## start ITEMS

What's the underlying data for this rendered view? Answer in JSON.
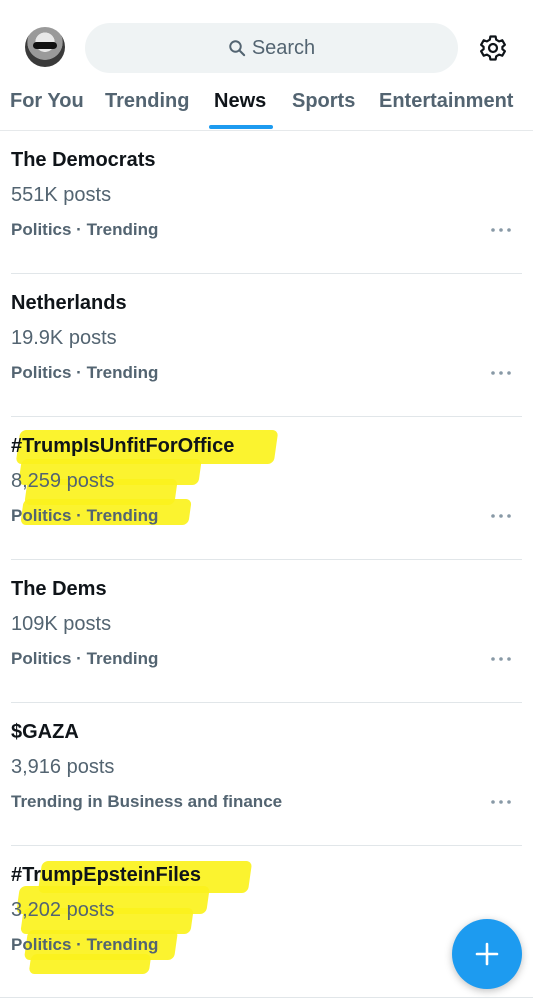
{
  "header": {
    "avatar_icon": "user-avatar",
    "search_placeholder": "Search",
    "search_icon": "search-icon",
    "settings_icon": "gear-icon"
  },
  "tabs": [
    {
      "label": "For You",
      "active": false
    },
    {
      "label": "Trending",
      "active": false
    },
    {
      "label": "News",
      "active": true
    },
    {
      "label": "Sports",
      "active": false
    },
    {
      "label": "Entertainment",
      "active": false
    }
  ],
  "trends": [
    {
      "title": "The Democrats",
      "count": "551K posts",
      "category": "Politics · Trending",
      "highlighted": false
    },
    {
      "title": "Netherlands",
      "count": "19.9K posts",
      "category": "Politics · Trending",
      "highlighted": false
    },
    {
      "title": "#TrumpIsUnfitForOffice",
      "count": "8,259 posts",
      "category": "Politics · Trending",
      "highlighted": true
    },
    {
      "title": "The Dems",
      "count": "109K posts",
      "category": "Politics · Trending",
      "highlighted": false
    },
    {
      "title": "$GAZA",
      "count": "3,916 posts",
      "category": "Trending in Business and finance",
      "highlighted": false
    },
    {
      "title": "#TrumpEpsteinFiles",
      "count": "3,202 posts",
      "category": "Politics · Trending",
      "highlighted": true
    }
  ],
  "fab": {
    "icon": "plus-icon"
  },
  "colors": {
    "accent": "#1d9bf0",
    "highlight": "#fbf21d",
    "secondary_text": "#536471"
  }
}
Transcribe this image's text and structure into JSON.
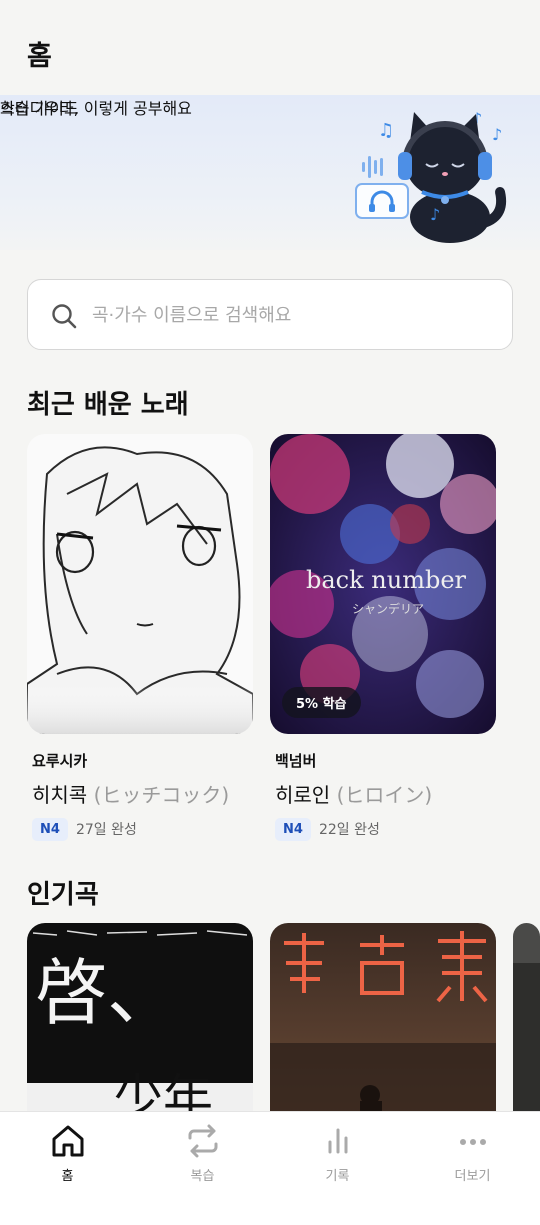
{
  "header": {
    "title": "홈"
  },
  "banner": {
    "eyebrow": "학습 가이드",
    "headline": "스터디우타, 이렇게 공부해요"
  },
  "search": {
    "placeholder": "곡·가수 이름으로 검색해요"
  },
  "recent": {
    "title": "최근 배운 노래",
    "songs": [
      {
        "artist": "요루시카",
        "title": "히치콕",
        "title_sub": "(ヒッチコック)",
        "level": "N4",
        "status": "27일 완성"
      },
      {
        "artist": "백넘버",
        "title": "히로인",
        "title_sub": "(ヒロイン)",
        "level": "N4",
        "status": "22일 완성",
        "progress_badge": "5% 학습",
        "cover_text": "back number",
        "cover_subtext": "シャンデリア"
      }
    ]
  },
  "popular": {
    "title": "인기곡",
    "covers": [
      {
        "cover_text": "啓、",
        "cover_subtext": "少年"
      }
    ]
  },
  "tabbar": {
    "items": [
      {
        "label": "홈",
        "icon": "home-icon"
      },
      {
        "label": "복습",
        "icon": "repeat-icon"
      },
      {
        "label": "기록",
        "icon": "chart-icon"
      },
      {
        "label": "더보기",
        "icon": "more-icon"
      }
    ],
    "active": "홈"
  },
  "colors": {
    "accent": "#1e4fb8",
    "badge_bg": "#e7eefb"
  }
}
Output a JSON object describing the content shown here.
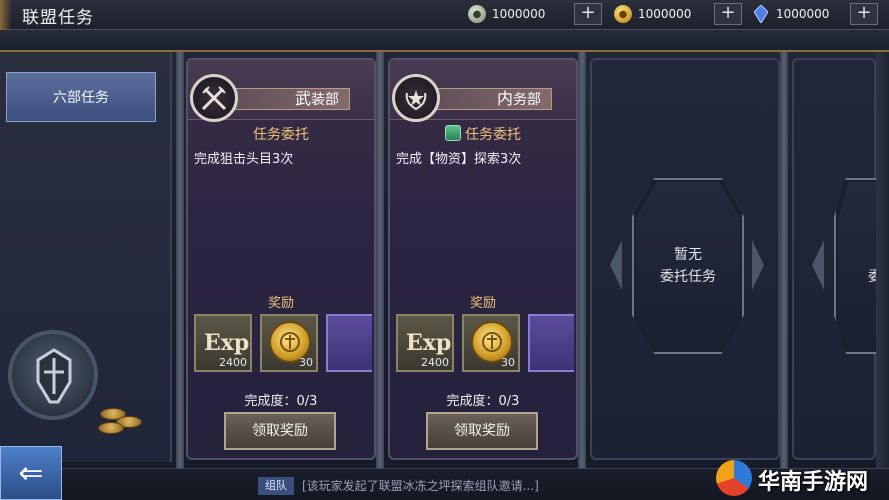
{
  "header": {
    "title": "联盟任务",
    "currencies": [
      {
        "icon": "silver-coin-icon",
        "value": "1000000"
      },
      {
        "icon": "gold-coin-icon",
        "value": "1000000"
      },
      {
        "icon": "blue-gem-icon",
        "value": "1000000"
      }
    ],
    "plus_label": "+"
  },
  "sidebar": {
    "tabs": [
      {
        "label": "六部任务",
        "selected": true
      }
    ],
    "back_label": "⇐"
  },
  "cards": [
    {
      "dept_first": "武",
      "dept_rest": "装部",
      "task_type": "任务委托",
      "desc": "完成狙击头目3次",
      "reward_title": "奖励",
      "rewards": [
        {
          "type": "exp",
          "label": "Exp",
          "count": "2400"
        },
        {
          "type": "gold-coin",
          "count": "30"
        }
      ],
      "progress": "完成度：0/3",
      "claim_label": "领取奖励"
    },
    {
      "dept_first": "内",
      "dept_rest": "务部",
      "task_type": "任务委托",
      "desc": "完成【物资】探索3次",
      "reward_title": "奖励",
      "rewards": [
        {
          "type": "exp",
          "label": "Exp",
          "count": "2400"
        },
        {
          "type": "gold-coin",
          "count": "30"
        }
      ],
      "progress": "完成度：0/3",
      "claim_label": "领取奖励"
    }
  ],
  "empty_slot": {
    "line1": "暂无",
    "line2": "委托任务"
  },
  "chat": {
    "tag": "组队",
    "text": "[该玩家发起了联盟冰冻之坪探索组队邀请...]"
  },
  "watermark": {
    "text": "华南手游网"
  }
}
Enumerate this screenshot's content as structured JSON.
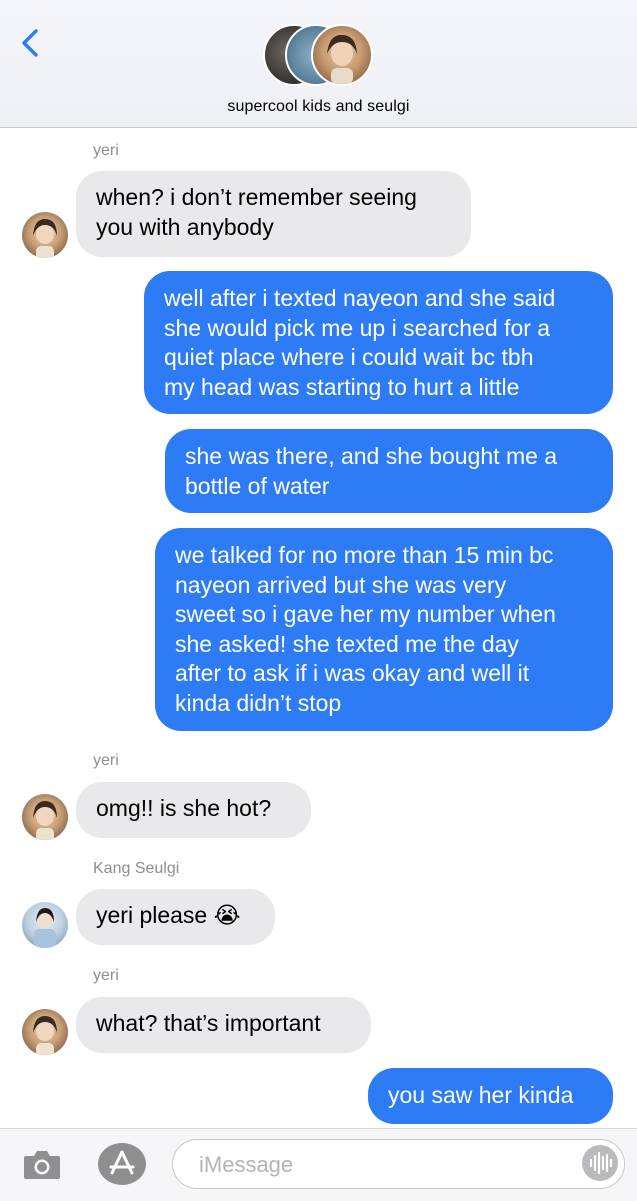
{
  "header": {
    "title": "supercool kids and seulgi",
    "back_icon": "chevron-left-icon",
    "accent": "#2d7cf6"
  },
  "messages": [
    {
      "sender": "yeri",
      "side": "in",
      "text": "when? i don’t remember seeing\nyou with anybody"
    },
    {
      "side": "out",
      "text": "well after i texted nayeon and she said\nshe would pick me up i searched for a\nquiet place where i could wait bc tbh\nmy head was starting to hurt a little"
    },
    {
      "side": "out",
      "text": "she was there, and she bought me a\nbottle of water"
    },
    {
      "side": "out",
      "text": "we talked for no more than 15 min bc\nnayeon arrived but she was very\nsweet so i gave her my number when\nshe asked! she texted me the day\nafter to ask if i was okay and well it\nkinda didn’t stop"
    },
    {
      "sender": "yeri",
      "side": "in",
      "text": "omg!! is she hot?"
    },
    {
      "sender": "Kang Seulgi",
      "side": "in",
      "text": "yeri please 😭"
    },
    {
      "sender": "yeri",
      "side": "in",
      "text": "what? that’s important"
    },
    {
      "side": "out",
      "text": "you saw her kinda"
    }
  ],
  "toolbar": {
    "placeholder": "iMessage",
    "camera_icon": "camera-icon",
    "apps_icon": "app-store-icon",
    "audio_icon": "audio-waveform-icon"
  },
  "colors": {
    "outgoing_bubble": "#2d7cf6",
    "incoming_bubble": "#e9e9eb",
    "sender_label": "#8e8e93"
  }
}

## end ITEMS

● **EXERCISE DETAILS**
Make an exact copy of the listing above. Do not include the pictures.

● **EXERCISE SOLUTION**
What's the underlying data for this rendered view? Answer in JSON.
{
  "header": {
    "avatar_icon": "user-avatar",
    "search_placeholder": "Search",
    "search_icon": "search-icon",
    "settings_icon": "gear-icon"
  },
  "tabs": [
    {
      "label": "For You",
      "active": false
    },
    {
      "label": "Trending",
      "active": false
    },
    {
      "label": "News",
      "active": true
    },
    {
      "label": "Sports",
      "active": false
    },
    {
      "label": "Entertainment",
      "active": false
    }
  ],
  "trends": [
    {
      "title": "The Democrats",
      "count": "551K posts",
      "category": "Politics · Trending",
      "highlighted": false
    },
    {
      "title": "Netherlands",
      "count": "19.9K posts",
      "category": "Politics · Trending",
      "highlighted": false
    },
    {
      "title": "#TrumpIsUnfitForOffice",
      "count": "8,259 posts",
      "category": "Politics · Trending",
      "highlighted": true
    },
    {
      "title": "The Dems",
      "count": "109K posts",
      "category": "Politics · Trending",
      "highlighted": false
    },
    {
      "title": "$GAZA",
      "count": "3,916 posts",
      "category": "Trending in Business and finance",
      "highlighted": false
    },
    {
      "title": "#TrumpEpsteinFiles",
      "count": "3,202 posts",
      "category": "Politics · Trending",
      "highlighted": true
    }
  ],
  "fab": {
    "icon": "plus-icon"
  },
  "colors": {
    "accent": "#1d9bf0",
    "highlight": "#fbf21d",
    "secondary_text": "#536471"
  }
}
Transcribe this image's text and structure into JSON.
{
  "header": {
    "title": "홈"
  },
  "banner": {
    "eyebrow": "학습 가이드",
    "headline": "스터디우타, 이렇게 공부해요"
  },
  "search": {
    "placeholder": "곡·가수 이름으로 검색해요"
  },
  "recent": {
    "title": "최근 배운 노래",
    "songs": [
      {
        "artist": "요루시카",
        "title": "히치콕",
        "title_sub": "(ヒッチコック)",
        "level": "N4",
        "status": "27일 완성"
      },
      {
        "artist": "백넘버",
        "title": "히로인",
        "title_sub": "(ヒロイン)",
        "level": "N4",
        "status": "22일 완성",
        "progress_badge": "5% 학습",
        "cover_text": "back number",
        "cover_subtext": "シャンデリア"
      }
    ]
  },
  "popular": {
    "title": "인기곡",
    "covers": [
      {
        "cover_text": "啓、",
        "cover_subtext": "少年"
      }
    ]
  },
  "tabbar": {
    "items": [
      {
        "label": "홈",
        "icon": "home-icon"
      },
      {
        "label": "복습",
        "icon": "repeat-icon"
      },
      {
        "label": "기록",
        "icon": "chart-icon"
      },
      {
        "label": "더보기",
        "icon": "more-icon"
      }
    ],
    "active": "홈"
  },
  "colors": {
    "accent": "#1e4fb8",
    "badge_bg": "#e7eefb"
  }
}
Output a JSON object describing the content shown here.
{
  "header": {
    "title": "联盟任务",
    "currencies": [
      {
        "icon": "silver-coin-icon",
        "value": "1000000"
      },
      {
        "icon": "gold-coin-icon",
        "value": "1000000"
      },
      {
        "icon": "blue-gem-icon",
        "value": "1000000"
      }
    ],
    "plus_label": "+"
  },
  "sidebar": {
    "tabs": [
      {
        "label": "六部任务",
        "selected": true
      }
    ],
    "back_label": "⇐"
  },
  "cards": [
    {
      "dept_first": "武",
      "dept_rest": "装部",
      "task_type": "任务委托",
      "desc": "完成狙击头目3次",
      "reward_title": "奖励",
      "rewards": [
        {
          "type": "exp",
          "label": "Exp",
          "count": "2400"
        },
        {
          "type": "gold-coin",
          "count": "30"
        }
      ],
      "progress": "完成度：0/3",
      "claim_label": "领取奖励"
    },
    {
      "dept_first": "内",
      "dept_rest": "务部",
      "task_type": "任务委托",
      "desc": "完成【物资】探索3次",
      "reward_title": "奖励",
      "rewards": [
        {
          "type": "exp",
          "label": "Exp",
          "count": "2400"
        },
        {
          "type": "gold-coin",
          "count": "30"
        }
      ],
      "progress": "完成度：0/3",
      "claim_label": "领取奖励"
    }
  ],
  "empty_slot": {
    "line1": "暂无",
    "line2": "委托任务"
  },
  "chat": {
    "tag": "组队",
    "text": "[该玩家发起了联盟冰冻之坪探索组队邀请...]"
  },
  "watermark": {
    "text": "华南手游网"
  }
}
Enumerate this screenshot's content as structured JSON.
{
  "header": {
    "title": "supercool kids and seulgi",
    "back_icon": "chevron-left-icon",
    "accent": "#2d7cf6"
  },
  "messages": [
    {
      "sender": "yeri",
      "side": "in",
      "text": "when? i don’t remember seeing\nyou with anybody"
    },
    {
      "side": "out",
      "text": "well after i texted nayeon and she said\nshe would pick me up i searched for a\nquiet place where i could wait bc tbh\nmy head was starting to hurt a little"
    },
    {
      "side": "out",
      "text": "she was there, and she bought me a\nbottle of water"
    },
    {
      "side": "out",
      "text": "we talked for no more than 15 min bc\nnayeon arrived but she was very\nsweet so i gave her my number when\nshe asked! she texted me the day\nafter to ask if i was okay and well it\nkinda didn’t stop"
    },
    {
      "sender": "yeri",
      "side": "in",
      "text": "omg!! is she hot?"
    },
    {
      "sender": "Kang Seulgi",
      "side": "in",
      "text": "yeri please 😭"
    },
    {
      "sender": "yeri",
      "side": "in",
      "text": "what? that’s important"
    },
    {
      "side": "out",
      "text": "you saw her kinda"
    }
  ],
  "toolbar": {
    "placeholder": "iMessage",
    "camera_icon": "camera-icon",
    "apps_icon": "app-store-icon",
    "audio_icon": "audio-waveform-icon"
  },
  "colors": {
    "outgoing_bubble": "#2d7cf6",
    "incoming_bubble": "#e9e9eb",
    "sender_label": "#8e8e93"
  }
}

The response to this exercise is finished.